Omit every picture while repeating the entries exactly.

_____

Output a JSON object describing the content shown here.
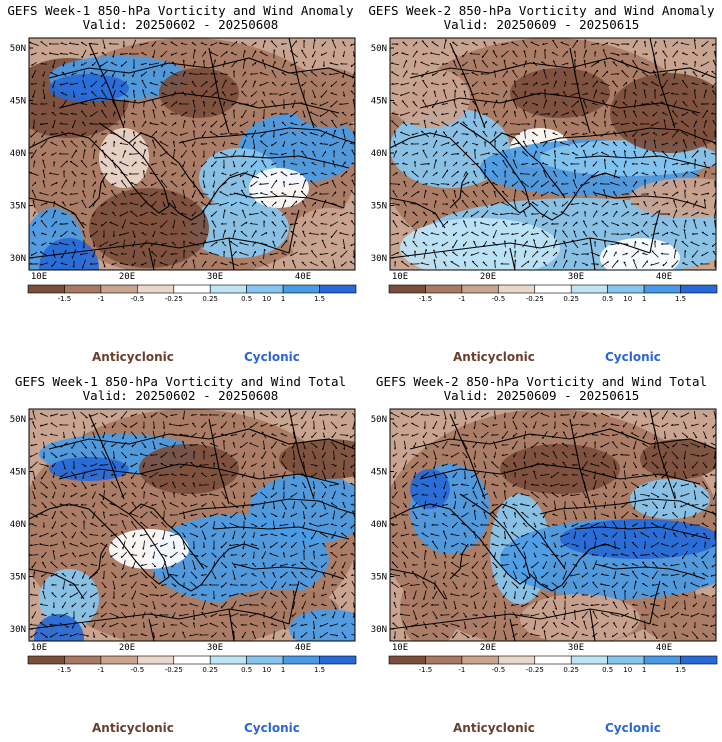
{
  "colors": {
    "dark_brown": "#7a4e3c",
    "mid_brown": "#a87963",
    "light_brown": "#c9a490",
    "pale": "#ead7cb",
    "white": "#ffffff",
    "pale_blue": "#bfe4f6",
    "light_blue": "#86c5ef",
    "mid_blue": "#4a9be6",
    "dark_blue": "#2769d6",
    "anticyclonic_label": "#6b3f2e",
    "cyclonic_label": "#2a66d4"
  },
  "colorbar": {
    "ticks": [
      "-1.5",
      "-1",
      "-0.5",
      "-0.25",
      "0.25",
      "0.5",
      "1",
      "1.5"
    ],
    "scale_note": "10"
  },
  "panels": [
    {
      "title": "GEFS Week-1 850-hPa Vorticity and Wind Anomaly",
      "valid": "Valid: 20250602 - 20250608",
      "y_ticks": [
        "50N",
        "45N",
        "40N",
        "35N",
        "30N"
      ],
      "x_ticks": [
        "10E",
        "20E",
        "30E",
        "40E"
      ],
      "anticyclonic": "Anticyclonic",
      "cyclonic": "Cyclonic"
    },
    {
      "title": "GEFS Week-2 850-hPa Vorticity and Wind Anomaly",
      "valid": "Valid: 20250609 - 20250615",
      "y_ticks": [
        "50N",
        "45N",
        "40N",
        "35N",
        "30N"
      ],
      "x_ticks": [
        "10E",
        "20E",
        "30E",
        "40E"
      ],
      "anticyclonic": "Anticyclonic",
      "cyclonic": "Cyclonic"
    },
    {
      "title": "GEFS Week-1 850-hPa Vorticity and Wind Total",
      "valid": "Valid: 20250602 - 20250608",
      "y_ticks": [
        "50N",
        "45N",
        "40N",
        "35N",
        "30N"
      ],
      "x_ticks": [
        "10E",
        "20E",
        "30E",
        "40E"
      ],
      "anticyclonic": "Anticyclonic",
      "cyclonic": "Cyclonic"
    },
    {
      "title": "GEFS Week-2 850-hPa Vorticity and Wind Total",
      "valid": "Valid: 20250609 - 20250615",
      "y_ticks": [
        "50N",
        "45N",
        "40N",
        "35N",
        "30N"
      ],
      "x_ticks": [
        "10E",
        "20E",
        "30E",
        "40E"
      ],
      "anticyclonic": "Anticyclonic",
      "cyclonic": "Cyclonic"
    }
  ]
}
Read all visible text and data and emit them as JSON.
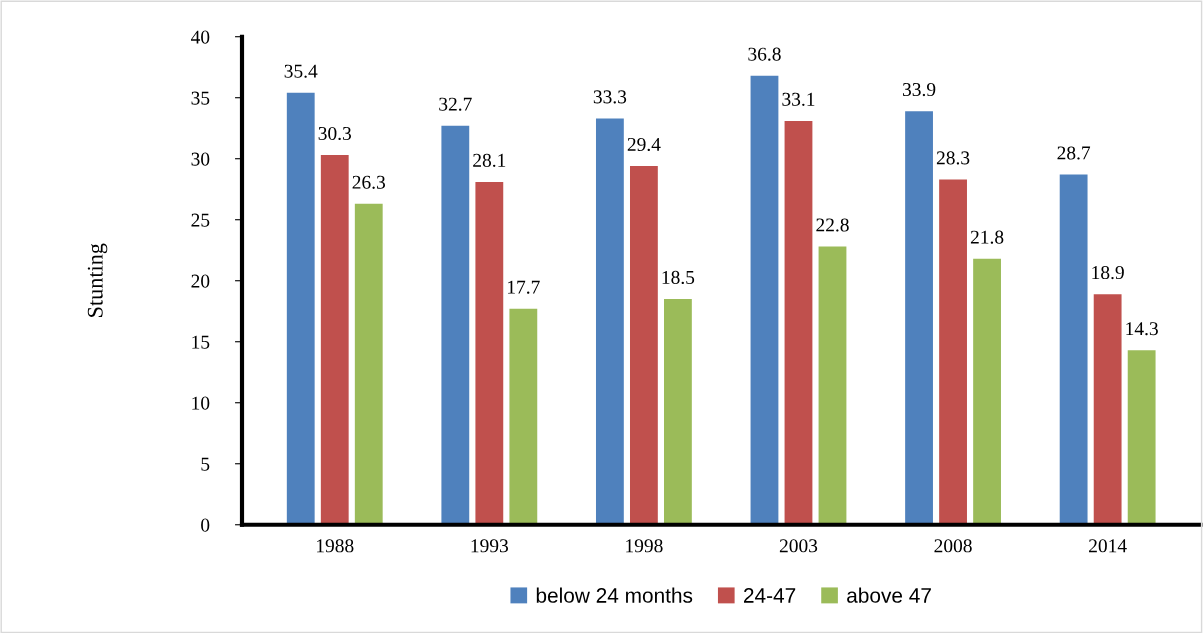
{
  "chart_data": {
    "type": "bar",
    "ylabel": "Stunting",
    "categories": [
      "1988",
      "1993",
      "1998",
      "2003",
      "2008",
      "2014"
    ],
    "series": [
      {
        "name": "below 24 months",
        "color": "#4f81bd",
        "values": [
          35.4,
          32.7,
          33.3,
          36.8,
          33.9,
          28.7
        ]
      },
      {
        "name": "24-47",
        "color": "#c0504d",
        "values": [
          30.3,
          28.1,
          29.4,
          33.1,
          28.3,
          18.9
        ]
      },
      {
        "name": "above 47",
        "color": "#9bbb59",
        "values": [
          26.3,
          17.7,
          18.5,
          22.8,
          21.8,
          14.3
        ]
      }
    ],
    "ylim": [
      0,
      40
    ],
    "yticks": [
      0,
      5,
      10,
      15,
      20,
      25,
      30,
      35,
      40
    ],
    "grid": false,
    "legend": "bottom",
    "data_labels": true
  }
}
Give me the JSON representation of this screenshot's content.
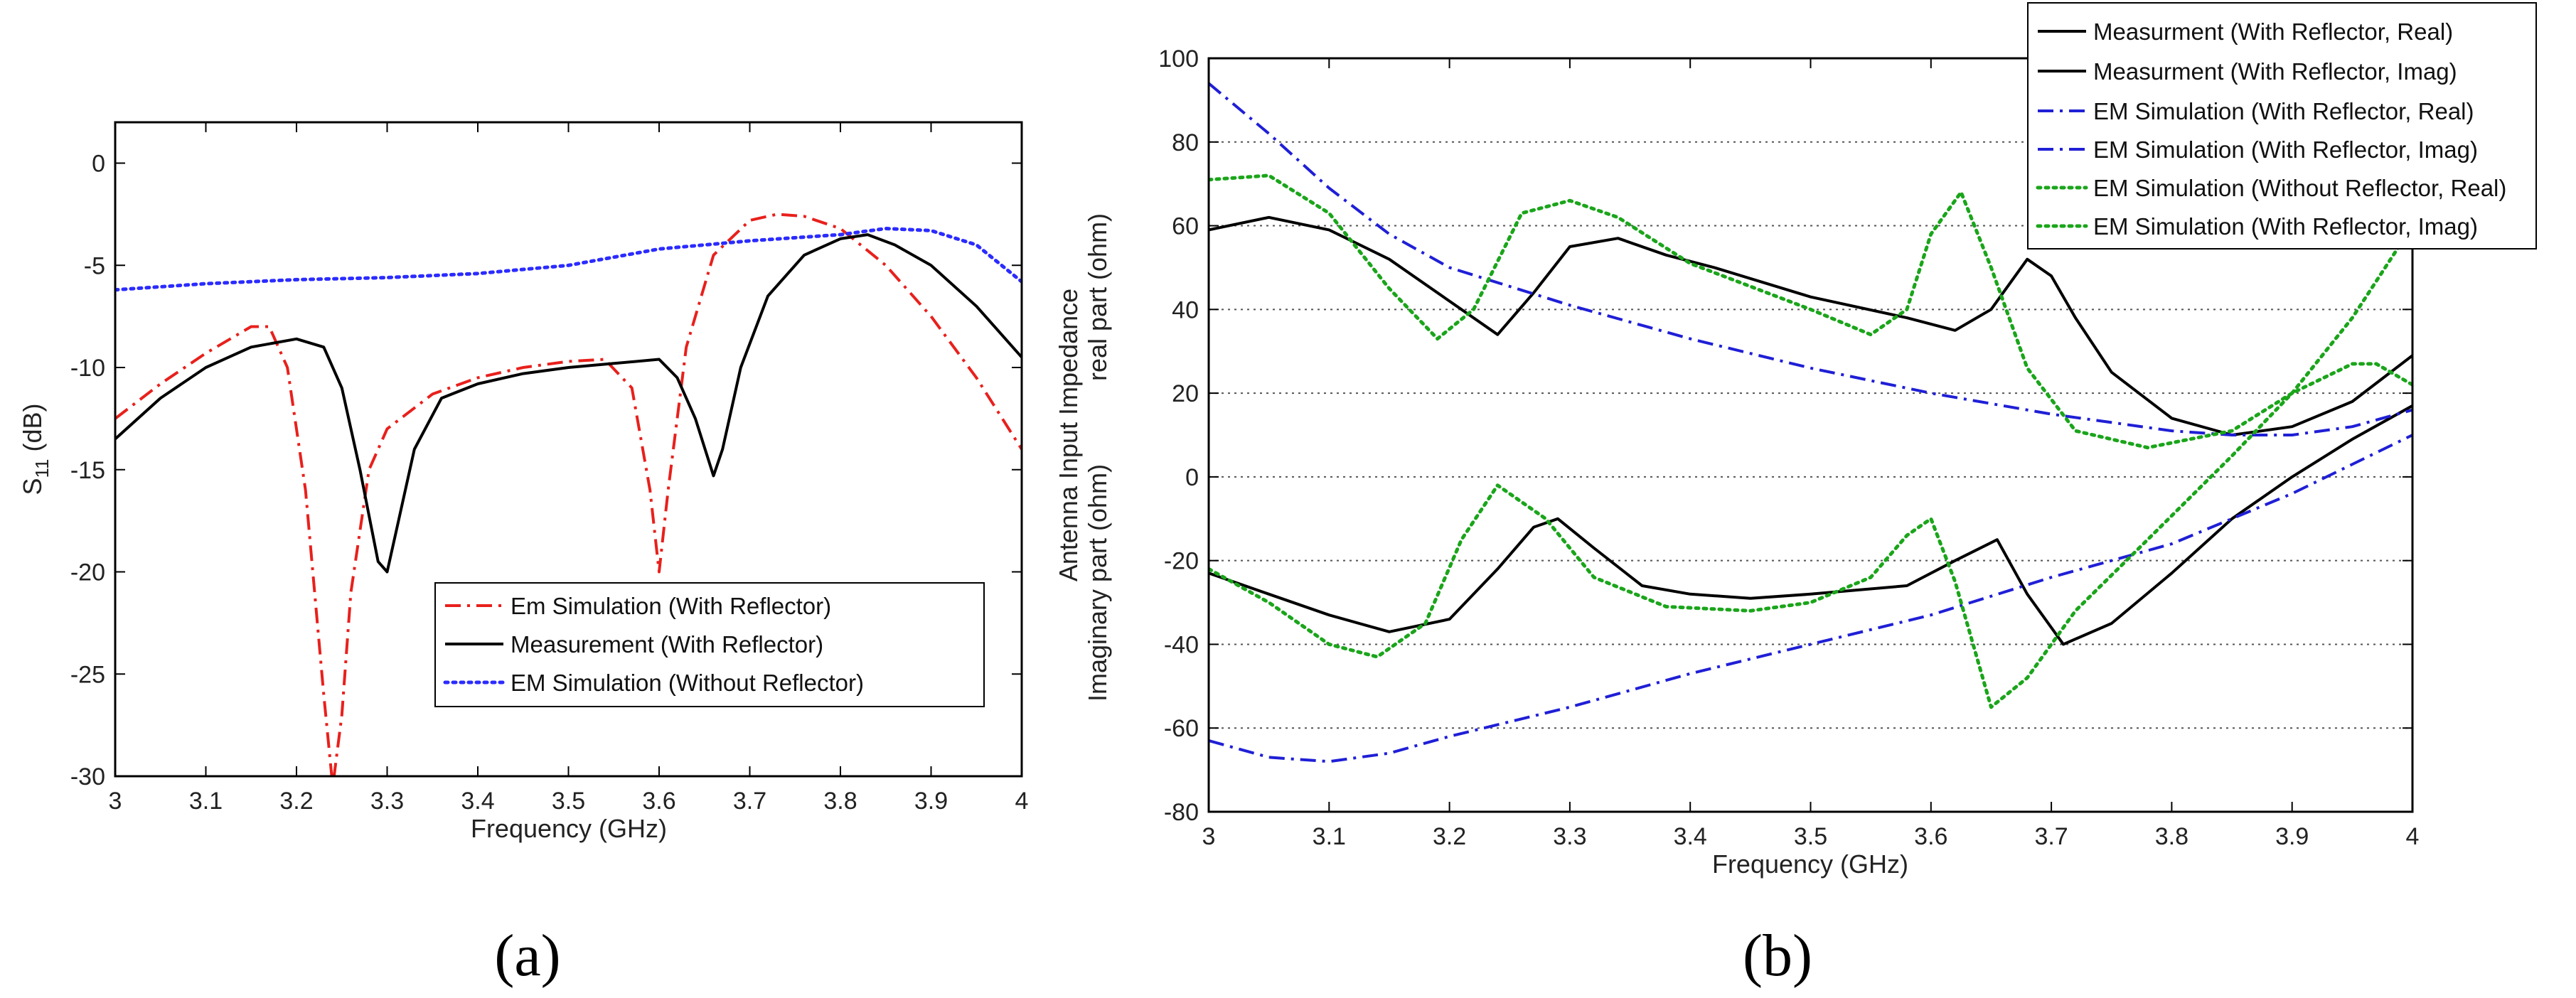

_____

> _TASK RESPONSE_:
Output a JSON object describing the content shown here.
{
  "colors": {
    "dark_brown": "#7a4e3c",
    "mid_brown": "#a87963",
    "light_brown": "#c9a490",
    "pale": "#ead7cb",
    "white": "#ffffff",
    "pale_blue": "#bfe4f6",
    "light_blue": "#86c5ef",
    "mid_blue": "#4a9be6",
    "dark_blue": "#2769d6",
    "anticyclonic_label": "#6b3f2e",
    "cyclonic_label": "#2a66d4"
  },
  "colorbar": {
    "ticks": [
      "-1.5",
      "-1",
      "-0.5",
      "-0.25",
      "0.25",
      "0.5",
      "1",
      "1.5"
    ],
    "scale_note": "10"
  },
  "panels": [
    {
      "title": "GEFS Week-1 850-hPa Vorticity and Wind Anomaly",
      "valid": "Valid: 20250602 - 20250608",
      "y_ticks": [
        "50N",
        "45N",
        "40N",
        "35N",
        "30N"
      ],
      "x_ticks": [
        "10E",
        "20E",
        "30E",
        "40E"
      ],
      "anticyclonic": "Anticyclonic",
      "cyclonic": "Cyclonic"
    },
    {
      "title": "GEFS Week-2 850-hPa Vorticity and Wind Anomaly",
      "valid": "Valid: 20250609 - 20250615",
      "y_ticks": [
        "50N",
        "45N",
        "40N",
        "35N",
        "30N"
      ],
      "x_ticks": [
        "10E",
        "20E",
        "30E",
        "40E"
      ],
      "anticyclonic": "Anticyclonic",
      "cyclonic": "Cyclonic"
    },
    {
      "title": "GEFS Week-1 850-hPa Vorticity and Wind Total",
      "valid": "Valid: 20250602 - 20250608",
      "y_ticks": [
        "50N",
        "45N",
        "40N",
        "35N",
        "30N"
      ],
      "x_ticks": [
        "10E",
        "20E",
        "30E",
        "40E"
      ],
      "anticyclonic": "Anticyclonic",
      "cyclonic": "Cyclonic"
    },
    {
      "title": "GEFS Week-2 850-hPa Vorticity and Wind Total",
      "valid": "Valid: 20250609 - 20250615",
      "y_ticks": [
        "50N",
        "45N",
        "40N",
        "35N",
        "30N"
      ],
      "x_ticks": [
        "10E",
        "20E",
        "30E",
        "40E"
      ],
      "anticyclonic": "Anticyclonic",
      "cyclonic": "Cyclonic"
    }
  ]
}
Read all visible text and data and emit them as JSON.
{
  "chart_data": {
    "type": "bar",
    "ylabel": "Stunting",
    "categories": [
      "1988",
      "1993",
      "1998",
      "2003",
      "2008",
      "2014"
    ],
    "series": [
      {
        "name": "below 24 months",
        "color": "#4f81bd",
        "values": [
          35.4,
          32.7,
          33.3,
          36.8,
          33.9,
          28.7
        ]
      },
      {
        "name": "24-47",
        "color": "#c0504d",
        "values": [
          30.3,
          28.1,
          29.4,
          33.1,
          28.3,
          18.9
        ]
      },
      {
        "name": "above 47",
        "color": "#9bbb59",
        "values": [
          26.3,
          17.7,
          18.5,
          22.8,
          21.8,
          14.3
        ]
      }
    ],
    "ylim": [
      0,
      40
    ],
    "yticks": [
      0,
      5,
      10,
      15,
      20,
      25,
      30,
      35,
      40
    ],
    "grid": false,
    "legend": "bottom",
    "data_labels": true
  }
}
Give me the JSON representation of this screenshot's content.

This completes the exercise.